─── Metin ───
İmar planlarının önemi

RÜŞTÜ BOZKURT

14-11-2023 13:23

İmar planlarının kentlerin fiziksel büyümesini  ve niteliksel gelişmesini  nasıl etkilediğine ilişkin Sakarya’da  çok kez yinelediğimin farkındayım. İmar planı yapmanın ülkemiz koşullarında güçlüklerini de biliyorum. Ülkemizin çok özel koşullarında  plan yapmanın, planları ödünsüz gözetim ve denetimle hayata taşımanın kolay olamayacağı  da kimse için sır değil.
    Planlar, bilinmez geleceği hayal ederek yaşanabilir hale getirmek için vardır.
    Planlar, medeniyet  tasavvurumuzu nasıl hayalden hakikate dönüştüreceğimizin araçlarıdır.
    Planlar, dünya genelindeki eğilimlerin fırsat ve tehlikeleriyle var olan ve erişebileceğimiz olanaklar arasında denge oluşturmada bilinen en etkili araçlar, yol ve yöntem göstericileridir.
    Planlar, kaynakları üretken, etkin ve verimli kullanma bilincinin  yaşama yansıması olan öngörme ve önlem alma disiplininin olmazsa olmazıdır.
    Planlar, envanterlere dayalı veriler, uygun bileşen ve bağlama dayalı bilgiler, varsayımları sorgulanmış zihni modeller ve bizi amaca en kısa yoldan ulaştıracak metotların kullanılmasının bütünüdür; en düşük maliyetle bizi yaratmak istediğimiz sonuçlara taşırlar.
Çok şey yapılmış  olabilir
Eskişehir’de imar planlarından sorumlu olanlar, “İmar planları konusunda çok şey yapıldı; yapılıyor”  diyebilir. Sorunumuz tam da  bu noktada: Eskişehir kamu oyunun  yapılan çalışmalara ilişkin sistemli bilgilendirilmesi  yapılıyor mu? Yerel yönetimler ve ilgili merkezi birimler ayrı ayrı ya da birlikte son 10 yılda yapılan  plan çalışmalarıyla ilgili  kamuyu bilgilendirmeye yönelik kaç toplantı yaptı? Kumu   görevi yapan yerel ve yaygın medya imar planlarının yapılmasındaki “zihni modeller”   kentin üzerinde bulunduğu ve geliştiği coğrafi alanın jeolojik özelliklerinin plandaki seçimlerde ve kararlarda  ele alındı mı?  Kentin gelişme yönünü belirleyen kararların “bilimsel gerekçeler” nelerdir? Üç üniversitesi bulunan Eskişehir’de  akademi  planlarla ilgili ne söyledi? Sivil  toplum örgütlerinin görüşü neydi, hangileri dikkate alındı, hangileri alınmadı? Merkezi yönetim birimlerinin kolaylaştırıcı ve zorlaştırıcı hangi tavırlarıyla yüzleşildi?
─── Verilen bilgiler ───
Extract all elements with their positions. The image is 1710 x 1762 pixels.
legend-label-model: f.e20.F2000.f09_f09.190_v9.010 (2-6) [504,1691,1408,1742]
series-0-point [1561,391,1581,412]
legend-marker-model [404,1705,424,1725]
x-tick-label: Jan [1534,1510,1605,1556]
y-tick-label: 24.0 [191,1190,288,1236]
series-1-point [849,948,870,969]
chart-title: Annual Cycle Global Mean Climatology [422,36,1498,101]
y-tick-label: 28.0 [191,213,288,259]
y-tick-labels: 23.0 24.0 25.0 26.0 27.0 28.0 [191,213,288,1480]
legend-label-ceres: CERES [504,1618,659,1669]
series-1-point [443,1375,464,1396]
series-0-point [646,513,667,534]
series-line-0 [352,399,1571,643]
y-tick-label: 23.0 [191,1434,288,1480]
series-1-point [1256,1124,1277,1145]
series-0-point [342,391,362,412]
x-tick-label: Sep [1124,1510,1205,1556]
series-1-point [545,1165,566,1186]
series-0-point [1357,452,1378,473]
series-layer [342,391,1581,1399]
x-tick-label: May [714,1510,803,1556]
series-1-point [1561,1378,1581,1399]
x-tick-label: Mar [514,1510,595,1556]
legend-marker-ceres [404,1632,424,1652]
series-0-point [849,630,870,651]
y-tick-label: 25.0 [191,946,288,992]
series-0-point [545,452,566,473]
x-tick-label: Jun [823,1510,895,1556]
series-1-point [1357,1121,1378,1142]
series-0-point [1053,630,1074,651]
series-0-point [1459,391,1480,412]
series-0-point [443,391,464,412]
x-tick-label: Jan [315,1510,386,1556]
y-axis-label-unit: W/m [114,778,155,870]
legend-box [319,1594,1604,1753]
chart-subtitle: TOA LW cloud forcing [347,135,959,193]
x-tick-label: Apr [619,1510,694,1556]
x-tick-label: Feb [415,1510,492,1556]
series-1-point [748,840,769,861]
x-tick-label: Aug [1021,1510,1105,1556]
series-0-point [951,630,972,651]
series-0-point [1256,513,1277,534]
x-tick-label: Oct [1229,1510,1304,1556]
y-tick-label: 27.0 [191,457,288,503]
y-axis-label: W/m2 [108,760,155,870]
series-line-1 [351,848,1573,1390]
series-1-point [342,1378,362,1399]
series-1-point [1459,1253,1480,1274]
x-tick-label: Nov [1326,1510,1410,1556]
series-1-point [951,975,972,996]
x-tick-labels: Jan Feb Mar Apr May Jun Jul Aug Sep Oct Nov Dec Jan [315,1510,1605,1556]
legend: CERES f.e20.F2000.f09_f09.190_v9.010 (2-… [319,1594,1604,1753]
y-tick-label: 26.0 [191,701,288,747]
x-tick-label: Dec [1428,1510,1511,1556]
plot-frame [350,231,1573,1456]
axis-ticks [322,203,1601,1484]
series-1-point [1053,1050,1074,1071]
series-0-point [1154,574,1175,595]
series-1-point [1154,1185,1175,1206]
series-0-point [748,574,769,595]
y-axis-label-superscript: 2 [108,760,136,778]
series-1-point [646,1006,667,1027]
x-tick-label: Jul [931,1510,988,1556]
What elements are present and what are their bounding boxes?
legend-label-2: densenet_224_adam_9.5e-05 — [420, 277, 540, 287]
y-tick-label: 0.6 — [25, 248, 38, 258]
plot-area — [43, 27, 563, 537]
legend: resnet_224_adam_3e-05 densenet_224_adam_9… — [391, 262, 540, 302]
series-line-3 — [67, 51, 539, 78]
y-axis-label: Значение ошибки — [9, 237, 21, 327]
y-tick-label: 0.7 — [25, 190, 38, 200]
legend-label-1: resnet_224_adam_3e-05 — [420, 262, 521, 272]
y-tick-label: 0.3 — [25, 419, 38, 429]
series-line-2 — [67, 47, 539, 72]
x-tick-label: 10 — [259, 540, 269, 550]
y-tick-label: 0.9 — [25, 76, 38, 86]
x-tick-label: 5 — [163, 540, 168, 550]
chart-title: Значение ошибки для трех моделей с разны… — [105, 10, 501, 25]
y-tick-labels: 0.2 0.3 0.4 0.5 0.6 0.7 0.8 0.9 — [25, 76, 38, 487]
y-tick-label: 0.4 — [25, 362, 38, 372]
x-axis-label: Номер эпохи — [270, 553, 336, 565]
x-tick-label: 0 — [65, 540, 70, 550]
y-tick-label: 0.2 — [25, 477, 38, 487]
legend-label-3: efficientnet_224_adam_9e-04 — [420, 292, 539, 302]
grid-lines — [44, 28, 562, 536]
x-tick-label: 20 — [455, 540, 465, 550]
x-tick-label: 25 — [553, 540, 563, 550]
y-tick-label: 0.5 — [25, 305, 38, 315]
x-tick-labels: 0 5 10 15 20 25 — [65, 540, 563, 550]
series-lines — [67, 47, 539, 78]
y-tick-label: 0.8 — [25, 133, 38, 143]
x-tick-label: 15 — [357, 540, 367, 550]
───
Görev –
İmar planlarının önemini anlatan yazıyı son cümlesinden sonra sürdürün.

Yanıt –
    Planların “toplumsallaştırılması”   kitle desteğini arkasına almasıdır. Kitle desteği olmadan ciddi  işler yapmanın mümkün olmadığını biliyoruz. Bu çerçeveden  bakılınca envanter ve bilginin bizi götüreceği ilk istasyon çağdaş bir “kent kimliği” yaratma olmalıdır.  
“İmar planlarını” yapılamaz ve uygulanamazsa çağdaş kent anlatımı boşlukta kalır.

Kent kimliği seçimlerde gündemde olmalı
Envanterler ve net bilgi olmadan tutarlı planlar yapılamaz. Tutarlı planlar olmadan da,  kimliği olan, çağdaş  ve yaşanabilir kentler oluşturulamaz. 
Kentlerimiz fay hatlarını izleyen alanlarda yapılıyor; depremler de bize büyük bedeller ödetiyorsa, hepsi imar planları ön araştırmaları eksikliği, yapı stoku oluşturma teknikleri belirleme ve denetim ciddiyetsizliği, kısa vadeli çıkarları aşarak uzun soluklu bakış açısı noksanlığı kaynaklıdır.
    Seçimlerde halkın sesi olması gereken yerel medyamız etkili rol  oynayabilir: Birincisi, geçmişte yapılanları kamuoyu ile  paylaşarak, “sövgüye amel, övgüye kabız” tavrın aşılmasına katkı yapılır. İkincisi, yapılmamış olanlar varsa, neden ve niçin yapılamadığının gerekçeleri sorgulanarak kimseye haksızlık etmemenin yolu açılır. Üçüncüsü, bizim kendimize biçtiğimiz değer olan kimliğimiz gibi, kentin kendine biçtiği değerlerle nasıl bir geleceğe doğru götürülmek istendiği bilgisi kitlelere ulaştırılabilir. Dördüncüsü, başta üniversiteler, STK yönetimleri  olmak üzere  bilgi birikimleri paylaşılarak büyütülür. Beşincisi ve ön önemlisi, gelişen toplum, geleceğini sorgulayan toplumdur. İmar planları konusunda yapılanların hakkını veremeyen, yapılamayanların nasıl yapılması gerektiğini sorgulamayan  “vasatlık tuzaklarından” kurtulmuş oluruz.
    Gelin önce bu yazınının içeriğini sorgulayalım. Eksiğini ve yanlışını ortaya koyalım.Ve ortak aklın  gerçekliğini seçimleri vesile ederek birlikte arayalım.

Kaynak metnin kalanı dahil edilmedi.